begin

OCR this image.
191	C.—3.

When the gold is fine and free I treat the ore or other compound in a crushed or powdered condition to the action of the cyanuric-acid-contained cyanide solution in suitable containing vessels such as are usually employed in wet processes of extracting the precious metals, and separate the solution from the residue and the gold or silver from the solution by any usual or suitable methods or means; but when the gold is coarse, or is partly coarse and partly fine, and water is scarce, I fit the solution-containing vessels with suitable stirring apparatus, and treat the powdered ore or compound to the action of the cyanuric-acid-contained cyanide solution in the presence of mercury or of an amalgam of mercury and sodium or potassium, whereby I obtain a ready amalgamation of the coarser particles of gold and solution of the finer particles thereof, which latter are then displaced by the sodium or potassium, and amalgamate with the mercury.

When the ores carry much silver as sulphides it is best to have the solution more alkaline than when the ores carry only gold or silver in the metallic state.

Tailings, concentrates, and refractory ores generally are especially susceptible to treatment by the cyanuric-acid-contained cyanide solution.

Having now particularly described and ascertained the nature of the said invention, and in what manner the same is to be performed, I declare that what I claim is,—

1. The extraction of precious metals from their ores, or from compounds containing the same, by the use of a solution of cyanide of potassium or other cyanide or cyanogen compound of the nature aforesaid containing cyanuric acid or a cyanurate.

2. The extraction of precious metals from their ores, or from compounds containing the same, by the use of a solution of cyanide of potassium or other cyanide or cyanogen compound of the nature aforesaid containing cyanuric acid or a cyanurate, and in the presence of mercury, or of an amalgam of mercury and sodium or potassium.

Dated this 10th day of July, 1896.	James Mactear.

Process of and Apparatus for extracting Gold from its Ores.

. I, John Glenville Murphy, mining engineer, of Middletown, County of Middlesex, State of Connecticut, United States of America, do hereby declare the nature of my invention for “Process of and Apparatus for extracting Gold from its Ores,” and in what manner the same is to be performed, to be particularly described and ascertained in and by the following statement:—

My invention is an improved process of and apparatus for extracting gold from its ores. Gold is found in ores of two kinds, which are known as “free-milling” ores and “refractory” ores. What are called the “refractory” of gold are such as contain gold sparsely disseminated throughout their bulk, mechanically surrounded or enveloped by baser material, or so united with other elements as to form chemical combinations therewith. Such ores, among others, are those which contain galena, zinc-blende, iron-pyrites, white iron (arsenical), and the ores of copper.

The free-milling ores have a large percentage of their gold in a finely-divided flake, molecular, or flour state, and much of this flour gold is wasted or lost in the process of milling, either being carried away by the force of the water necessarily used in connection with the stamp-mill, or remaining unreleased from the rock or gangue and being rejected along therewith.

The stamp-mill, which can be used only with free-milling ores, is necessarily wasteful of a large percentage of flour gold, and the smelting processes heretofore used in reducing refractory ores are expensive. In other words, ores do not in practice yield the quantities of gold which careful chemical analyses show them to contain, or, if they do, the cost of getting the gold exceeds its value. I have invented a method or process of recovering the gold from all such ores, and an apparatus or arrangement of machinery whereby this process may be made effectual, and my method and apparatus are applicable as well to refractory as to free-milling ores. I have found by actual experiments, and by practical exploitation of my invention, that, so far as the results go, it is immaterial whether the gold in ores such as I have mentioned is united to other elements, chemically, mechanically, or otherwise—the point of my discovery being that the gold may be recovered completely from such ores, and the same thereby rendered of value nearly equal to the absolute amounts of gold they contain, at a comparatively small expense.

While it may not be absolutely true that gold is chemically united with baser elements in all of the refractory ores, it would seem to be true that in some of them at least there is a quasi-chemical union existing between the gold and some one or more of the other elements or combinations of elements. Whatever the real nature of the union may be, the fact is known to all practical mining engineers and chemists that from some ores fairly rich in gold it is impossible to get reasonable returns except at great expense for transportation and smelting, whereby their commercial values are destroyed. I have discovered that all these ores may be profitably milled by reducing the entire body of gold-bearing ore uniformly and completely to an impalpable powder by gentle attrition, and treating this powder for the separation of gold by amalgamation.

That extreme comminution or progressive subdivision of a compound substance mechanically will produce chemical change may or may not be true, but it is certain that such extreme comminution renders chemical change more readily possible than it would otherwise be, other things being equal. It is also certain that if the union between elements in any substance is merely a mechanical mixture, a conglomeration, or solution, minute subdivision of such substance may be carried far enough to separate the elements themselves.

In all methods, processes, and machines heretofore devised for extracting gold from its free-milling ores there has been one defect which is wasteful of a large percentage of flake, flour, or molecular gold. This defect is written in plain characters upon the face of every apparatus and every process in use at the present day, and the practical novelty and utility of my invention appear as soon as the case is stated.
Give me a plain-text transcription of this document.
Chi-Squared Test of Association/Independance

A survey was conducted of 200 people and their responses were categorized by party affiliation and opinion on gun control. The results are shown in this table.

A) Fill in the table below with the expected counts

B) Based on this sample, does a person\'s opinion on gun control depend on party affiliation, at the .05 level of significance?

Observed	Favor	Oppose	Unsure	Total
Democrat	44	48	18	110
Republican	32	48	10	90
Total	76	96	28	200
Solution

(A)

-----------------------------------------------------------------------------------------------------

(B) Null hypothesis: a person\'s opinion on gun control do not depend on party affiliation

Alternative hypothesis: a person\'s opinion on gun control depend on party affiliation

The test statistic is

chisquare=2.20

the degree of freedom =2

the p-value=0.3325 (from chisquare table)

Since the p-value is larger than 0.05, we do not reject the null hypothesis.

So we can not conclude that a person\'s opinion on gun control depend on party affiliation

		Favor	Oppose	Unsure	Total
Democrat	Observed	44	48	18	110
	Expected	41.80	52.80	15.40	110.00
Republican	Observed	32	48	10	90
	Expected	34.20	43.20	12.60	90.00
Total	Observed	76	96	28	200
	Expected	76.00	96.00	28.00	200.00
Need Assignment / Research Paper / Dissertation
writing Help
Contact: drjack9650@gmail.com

end

Work instructions
Take every line from the one containing "Give me a plain-text" to the end of the listing and output it exactly, with nothing else.

Exercise answer
Give me a plain-text transcription of this document.
Chi-Squared Test of Association/Independance

A survey was conducted of 200 people and their responses were categorized by party affiliation and opinion on gun control. The results are shown in this table.

A) Fill in the table below with the expected counts

B) Based on this sample, does a person\'s opinion on gun control depend on party affiliation, at the .05 level of significance?

Observed	Favor	Oppose	Unsure	Total
Democrat	44	48	18	110
Republican	32	48	10	90
Total	76	96	28	200
Solution

(A)

-----------------------------------------------------------------------------------------------------

(B) Null hypothesis: a person\'s opinion on gun control do not depend on party affiliation

Alternative hypothesis: a person\'s opinion on gun control depend on party affiliation

The test statistic is

chisquare=2.20

the degree of freedom =2

the p-value=0.3325 (from chisquare table)

Since the p-value is larger than 0.05, we do not reject the null hypothesis.

So we can not conclude that a person\'s opinion on gun control depend on party affiliation

		Favor	Oppose	Unsure	Total
Democrat	Observed	44	48	18	110
	Expected	41.80	52.80	15.40	110.00
Republican	Observed	32	48	10	90
	Expected	34.20	43.20	12.60	90.00
Total	Observed	76	96	28	200
	Expected	76.00	96.00	28.00	200.00
Need Assignment / Research Paper / Dissertation
writing Help
Contact: drjack9650@gmail.com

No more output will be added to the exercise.